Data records
────────────────────────────────────────

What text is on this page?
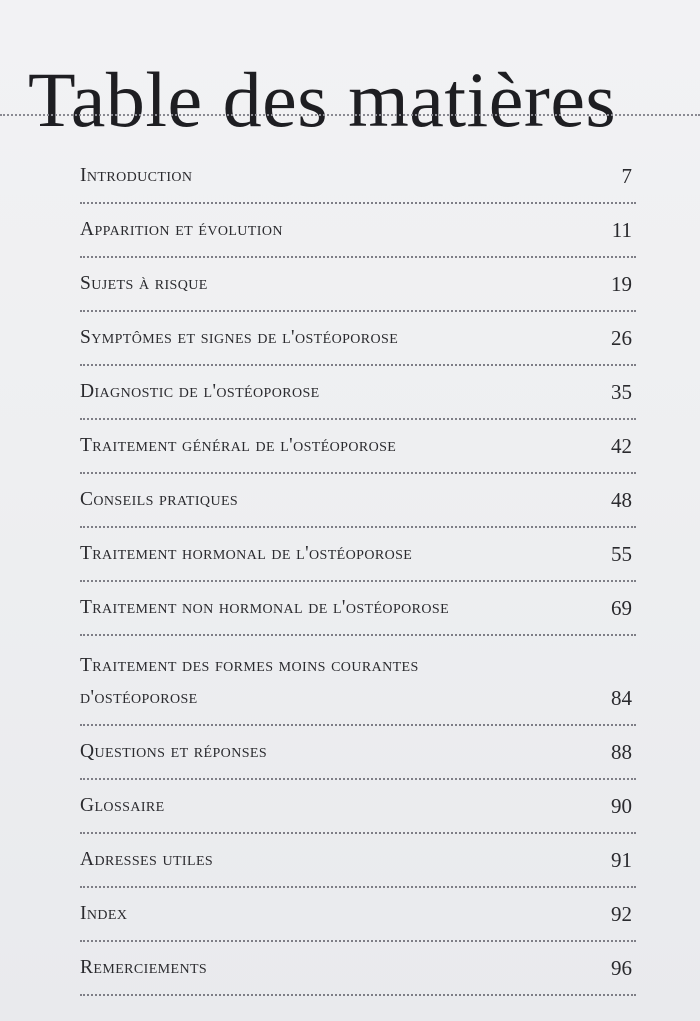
Table des matières
Introduction	7
Apparition et évolution	11
Sujets à risque	19
Symptômes et signes de l'ostéoporose	26
Diagnostic de l'ostéoporose	35
Traitement général de l'ostéoporose	42
Conseils pratiques	48
Traitement hormonal de l'ostéoporose	55
Traitement non hormonal de l'ostéoporose	69
Traitement des formes moins courantes
d'ostéoporose	84
Questions et réponses	88
Glossaire	90
Adresses utiles	91
Index	92
Remerciements	96
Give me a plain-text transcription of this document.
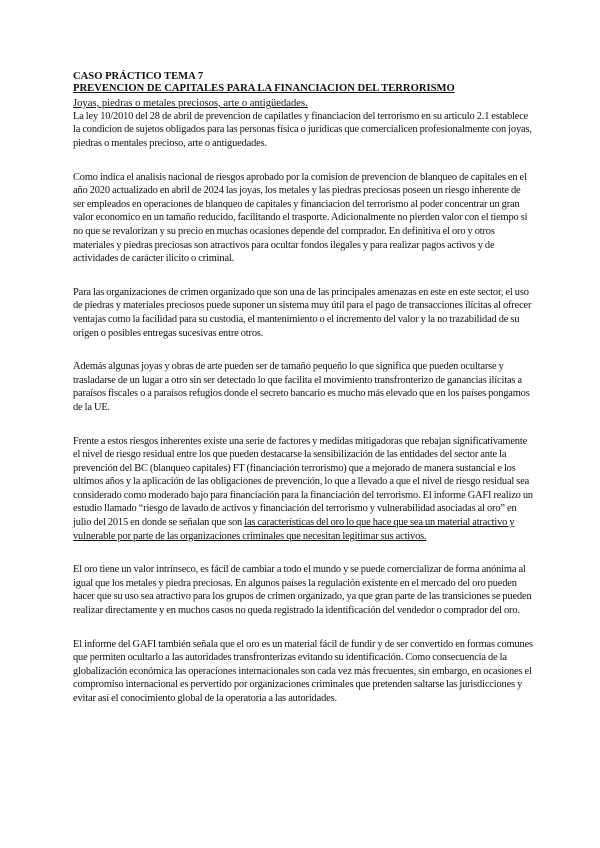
CASO PRÁCTICO TEMA 7

PREVENCION DE CAPITALES PARA LA FINANCIACION DEL TERRORISMO

Joyas, piedras o metales preciosos, arte o antigüedades.

La ley 10/2010 del 28 de abril de prevencion de capilatles y financiacion del terrorismo en su articulo 2.1 establece la condicion de sujetos obligados para las personas física o jurídicas que comercialicen profesionalmente con joyas, piedras o mentales precioso, arte o antiguedades.

Como indica el analisis nacional de riesgos aprobado por la comision de prevencion de blanqueo de capitales en el año 2020 actualizado en abril de 2024 las joyas, los metales y las piedras preciosas poseen un riesgo inherente de ser empleados en operaciones de blanqueo de capitales y financiacion del terrorismo al poder concentrar un gran valor economico en un tamaño reducido, facilitando el trasporte. Adicionalmente no pierden valor con el tiempo si no que se revalorizan y su precio en muchas ocasiones depende del comprador. En definitiva el oro y otros materiales y piedras preciosas son atractivos para ocultar fondos ilegales y para realizar pagos activos y de actividades de carácter ilicito o criminal.

Para las organizaciones de crimen organizado que son una de las principales amenazas en este en este sector, el uso de piedras y materiales preciosos puede suponer un sistema muy útil para el pago de transacciones ilícitas al ofrecer ventajas como la facilidad para su custodia, el mantenimiento o el incremento del valor y la no trazabilidad de su origen o posibles entregas sucesivas entre otros.

Además algunas joyas y obras de arte pueden ser de tamaño pequeño lo que significa que pueden ocultarse y trasladarse de un lugar a otro sin ser detectado lo que facilita el movimiento transfronterizo de ganancias ilícitas a paraísos fiscales o a paraísos refugios donde el secreto bancario es mucho más elevado que en los países pongamos de la UE.

Frente a estos riesgos inherentes existe una serie de factores y medidas mitigadoras que rebajan significativamente el nivel de riesgo residual entre los que pueden destacarse la sensibilización de las entidades del sector ante la prevención del BC (blanqueo capitales) FT (financiación terrorismo) que a mejorado de manera sustancial e los ultimos años y la aplicación de las obligaciones de prevención, lo que a llevado a que el nivel de riesgo residual sea considerado como moderado bajo para financiación para la financiación del terrorismo. El informe GAFI realizo un estudio llamado “riesgo de lavado de activos y financiación del terrorismo y vulnerabilidad asociadas al oro” en julio del 2015 en donde se señalan que son las características del oro lo que hace que sea un material atractivo y vulnerable por parte de las organizaciones criminales que necesitan legitimar sus activos.

El oro tiene un valor intrínseco, es fácil de cambiar a todo el mundo y se puede comercializar de forma anónima al igual que los metales y piedra preciosas. En algunos países la regulación existente en el mercado del oro pueden hacer que su uso sea atractivo para los grupos de crimen organizado, ya que gran parte de las transiciones se pueden realizar directamente y en muchos casos no queda registrado la identificación del vendedor o comprador del oro.

El informe del GAFI también señala que el oro es un material fácil de fundir y de ser convertido en formas comunes que permiten ocultarlo a las autoridades transfronterizas evitando su identificación. Como consecuencia de la globalización económica las operaciones internacionales son cada vez más frecuentes, sin embargo, en ocasiones el compromiso internacional es pervertido por organizaciones criminales que pretenden saltarse las jurisdicciones y evitar así el conocimiento global de la operatoria a las autoridades.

────────────────────────────────────────

Prompt: Using the records given above, list every line that includes the word "Traitement".

Task answer:
Traitement général de l'ostéoporose	42
Traitement hormonal de l'ostéoporose	55
Traitement non hormonal de l'ostéoporose	69
Traitement des formes moins courantes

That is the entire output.